### Records shown
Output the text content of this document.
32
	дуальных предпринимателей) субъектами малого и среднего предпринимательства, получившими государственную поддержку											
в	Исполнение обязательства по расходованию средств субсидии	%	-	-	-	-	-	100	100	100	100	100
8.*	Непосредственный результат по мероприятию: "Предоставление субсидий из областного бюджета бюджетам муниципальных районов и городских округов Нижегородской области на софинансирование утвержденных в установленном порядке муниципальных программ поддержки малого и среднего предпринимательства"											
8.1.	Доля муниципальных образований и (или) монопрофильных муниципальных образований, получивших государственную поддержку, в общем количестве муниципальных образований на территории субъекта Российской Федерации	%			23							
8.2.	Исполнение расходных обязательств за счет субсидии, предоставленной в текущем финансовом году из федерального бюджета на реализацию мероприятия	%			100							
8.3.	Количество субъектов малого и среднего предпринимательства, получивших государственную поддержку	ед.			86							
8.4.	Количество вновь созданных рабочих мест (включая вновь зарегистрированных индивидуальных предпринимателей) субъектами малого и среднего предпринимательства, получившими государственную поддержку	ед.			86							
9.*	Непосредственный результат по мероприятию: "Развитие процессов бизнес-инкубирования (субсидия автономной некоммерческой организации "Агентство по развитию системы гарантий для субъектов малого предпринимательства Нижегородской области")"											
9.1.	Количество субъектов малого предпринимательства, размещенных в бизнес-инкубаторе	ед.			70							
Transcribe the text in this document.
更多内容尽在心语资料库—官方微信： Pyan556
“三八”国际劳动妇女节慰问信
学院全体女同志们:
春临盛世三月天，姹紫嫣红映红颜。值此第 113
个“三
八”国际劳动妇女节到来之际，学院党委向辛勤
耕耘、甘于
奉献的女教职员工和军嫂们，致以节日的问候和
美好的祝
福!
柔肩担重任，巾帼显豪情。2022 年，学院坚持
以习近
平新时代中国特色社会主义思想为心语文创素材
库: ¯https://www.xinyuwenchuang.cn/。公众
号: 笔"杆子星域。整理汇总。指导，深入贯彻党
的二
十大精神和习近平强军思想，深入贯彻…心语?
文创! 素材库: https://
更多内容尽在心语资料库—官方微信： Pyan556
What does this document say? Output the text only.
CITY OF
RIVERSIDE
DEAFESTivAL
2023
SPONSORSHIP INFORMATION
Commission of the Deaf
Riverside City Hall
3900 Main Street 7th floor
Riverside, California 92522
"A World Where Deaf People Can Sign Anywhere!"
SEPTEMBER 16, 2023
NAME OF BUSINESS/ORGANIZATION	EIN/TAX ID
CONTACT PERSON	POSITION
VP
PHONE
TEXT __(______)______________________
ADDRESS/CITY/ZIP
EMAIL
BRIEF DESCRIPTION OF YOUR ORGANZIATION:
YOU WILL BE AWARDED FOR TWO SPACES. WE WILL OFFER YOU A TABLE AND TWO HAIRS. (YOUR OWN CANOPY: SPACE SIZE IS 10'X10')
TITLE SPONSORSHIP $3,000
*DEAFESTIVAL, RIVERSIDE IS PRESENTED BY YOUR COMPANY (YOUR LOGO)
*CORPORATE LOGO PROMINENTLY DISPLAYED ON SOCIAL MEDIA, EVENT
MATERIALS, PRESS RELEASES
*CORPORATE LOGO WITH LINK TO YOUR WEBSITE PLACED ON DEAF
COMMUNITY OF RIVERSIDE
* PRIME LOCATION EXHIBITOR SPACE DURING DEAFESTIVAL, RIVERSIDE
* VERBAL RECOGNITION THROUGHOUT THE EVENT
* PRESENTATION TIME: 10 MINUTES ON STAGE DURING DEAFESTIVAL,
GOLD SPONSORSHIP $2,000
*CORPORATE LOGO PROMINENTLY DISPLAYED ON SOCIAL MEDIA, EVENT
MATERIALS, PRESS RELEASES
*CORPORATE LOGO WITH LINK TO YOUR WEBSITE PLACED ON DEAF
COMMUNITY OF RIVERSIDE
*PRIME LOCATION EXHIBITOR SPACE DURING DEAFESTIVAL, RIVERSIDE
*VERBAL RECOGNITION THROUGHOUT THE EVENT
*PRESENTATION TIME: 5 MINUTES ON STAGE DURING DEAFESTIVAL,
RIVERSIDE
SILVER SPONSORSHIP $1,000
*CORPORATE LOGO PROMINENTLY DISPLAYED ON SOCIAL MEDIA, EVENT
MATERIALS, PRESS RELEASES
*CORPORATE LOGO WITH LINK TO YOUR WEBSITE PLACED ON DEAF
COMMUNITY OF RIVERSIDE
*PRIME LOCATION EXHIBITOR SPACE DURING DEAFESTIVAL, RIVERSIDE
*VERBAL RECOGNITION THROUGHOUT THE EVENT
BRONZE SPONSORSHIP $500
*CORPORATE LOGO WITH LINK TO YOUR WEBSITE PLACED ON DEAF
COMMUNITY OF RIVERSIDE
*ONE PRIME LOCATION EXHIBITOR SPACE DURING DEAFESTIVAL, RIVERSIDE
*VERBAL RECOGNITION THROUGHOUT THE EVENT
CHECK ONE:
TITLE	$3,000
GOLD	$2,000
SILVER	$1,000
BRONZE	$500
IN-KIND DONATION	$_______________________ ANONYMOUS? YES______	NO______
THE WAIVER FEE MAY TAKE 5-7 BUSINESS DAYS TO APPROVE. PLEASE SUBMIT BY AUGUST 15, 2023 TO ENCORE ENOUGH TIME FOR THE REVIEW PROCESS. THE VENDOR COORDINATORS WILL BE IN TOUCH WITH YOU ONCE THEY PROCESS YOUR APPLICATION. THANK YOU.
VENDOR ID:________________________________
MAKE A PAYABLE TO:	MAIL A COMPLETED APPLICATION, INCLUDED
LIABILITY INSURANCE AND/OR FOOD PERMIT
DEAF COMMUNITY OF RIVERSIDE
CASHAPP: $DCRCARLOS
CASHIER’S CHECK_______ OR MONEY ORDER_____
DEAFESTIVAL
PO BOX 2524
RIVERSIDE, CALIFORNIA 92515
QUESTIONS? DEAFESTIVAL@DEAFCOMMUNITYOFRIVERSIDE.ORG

### What is required
Reproduce every line from the entries that holds the word "BUSINESS".

### Response to the exercise
NAME OF BUSINESS/ORGANIZATION	EIN/TAX ID
THE WAIVER FEE MAY TAKE 5-7 BUSINESS DAYS TO APPROVE. PLEASE SUBMIT BY AUGUST 15, 2023 TO ENCORE ENOUGH TIME FOR THE REVIEW PROCESS. THE VENDOR COORDINATORS WILL BE IN TOUCH WITH YOU ONCE THEY PROCESS YOUR APPLICATION. THANK YOU.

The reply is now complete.